___ DATA SECTION ___

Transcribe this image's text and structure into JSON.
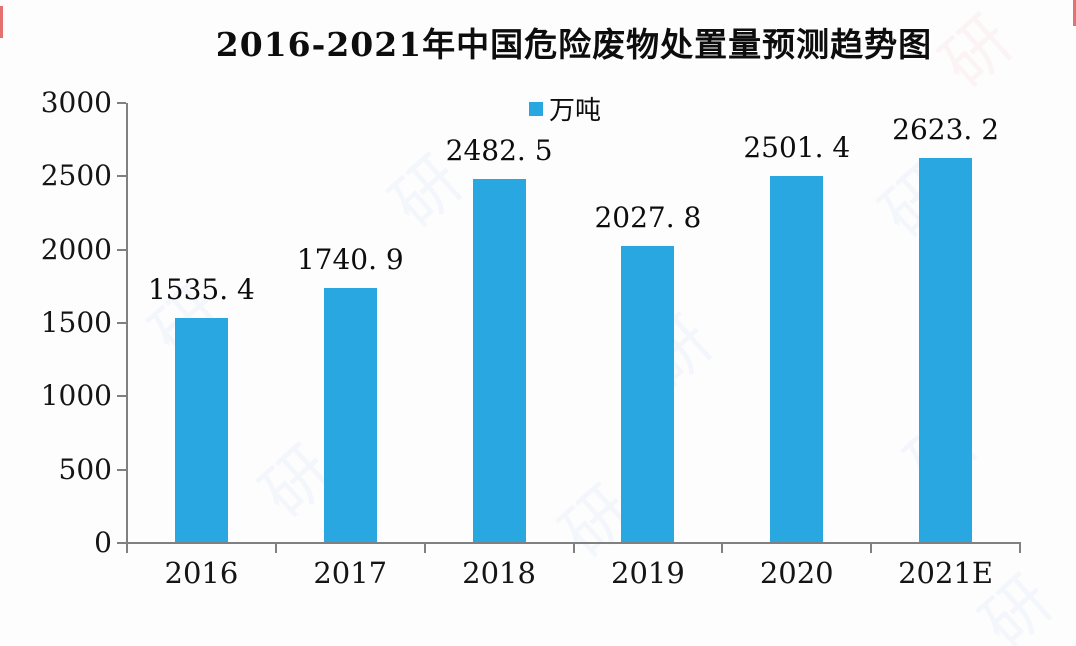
{
  "chart": {
    "title": "2016-2021年中国危险废物处置量预测趋势图",
    "legend_label": "万吨"
  },
  "chart_data": {
    "type": "bar",
    "title": "2016-2021年中国危险废物处置量预测趋势图",
    "categories": [
      "2016",
      "2017",
      "2018",
      "2019",
      "2020",
      "2021E"
    ],
    "values": [
      1535.4,
      1740.9,
      2482.5,
      2027.8,
      2501.4,
      2623.2
    ],
    "series_name": "万吨",
    "unit": "万吨",
    "xlabel": "",
    "ylabel": "",
    "ylim": [
      0,
      3000
    ],
    "yticks": [
      0,
      500,
      1000,
      1500,
      2000,
      2500,
      3000
    ],
    "grid": false,
    "legend_position": "top-center",
    "value_labels_shown": true,
    "bar_color": "#29A7E0"
  },
  "colors": {
    "bar": "#29A7E0",
    "axis": "#808080",
    "text": "#151515",
    "background": "#fdfdfe",
    "edge_mark": "#e57070"
  },
  "watermark": {
    "glyph": "研"
  }
}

___

→ **WHAT YOU HAVE TO DO**
Give all the entries again exactly, dropping each picture.

→ **CORRECT RESPONSE**
Transcribe this image's text and structure into JSON.
{
  "chart": {
    "title": "2016-2021年中国危险废物处置量预测趋势图",
    "legend_label": "万吨"
  },
  "chart_data": {
    "type": "bar",
    "title": "2016-2021年中国危险废物处置量预测趋势图",
    "categories": [
      "2016",
      "2017",
      "2018",
      "2019",
      "2020",
      "2021E"
    ],
    "values": [
      1535.4,
      1740.9,
      2482.5,
      2027.8,
      2501.4,
      2623.2
    ],
    "series_name": "万吨",
    "unit": "万吨",
    "xlabel": "",
    "ylabel": "",
    "ylim": [
      0,
      3000
    ],
    "yticks": [
      0,
      500,
      1000,
      1500,
      2000,
      2500,
      3000
    ],
    "grid": false,
    "legend_position": "top-center",
    "value_labels_shown": true,
    "bar_color": "#29A7E0"
  },
  "colors": {
    "bar": "#29A7E0",
    "axis": "#808080",
    "text": "#151515",
    "background": "#fdfdfe",
    "edge_mark": "#e57070"
  },
  "watermark": {
    "glyph": "研"
  }
}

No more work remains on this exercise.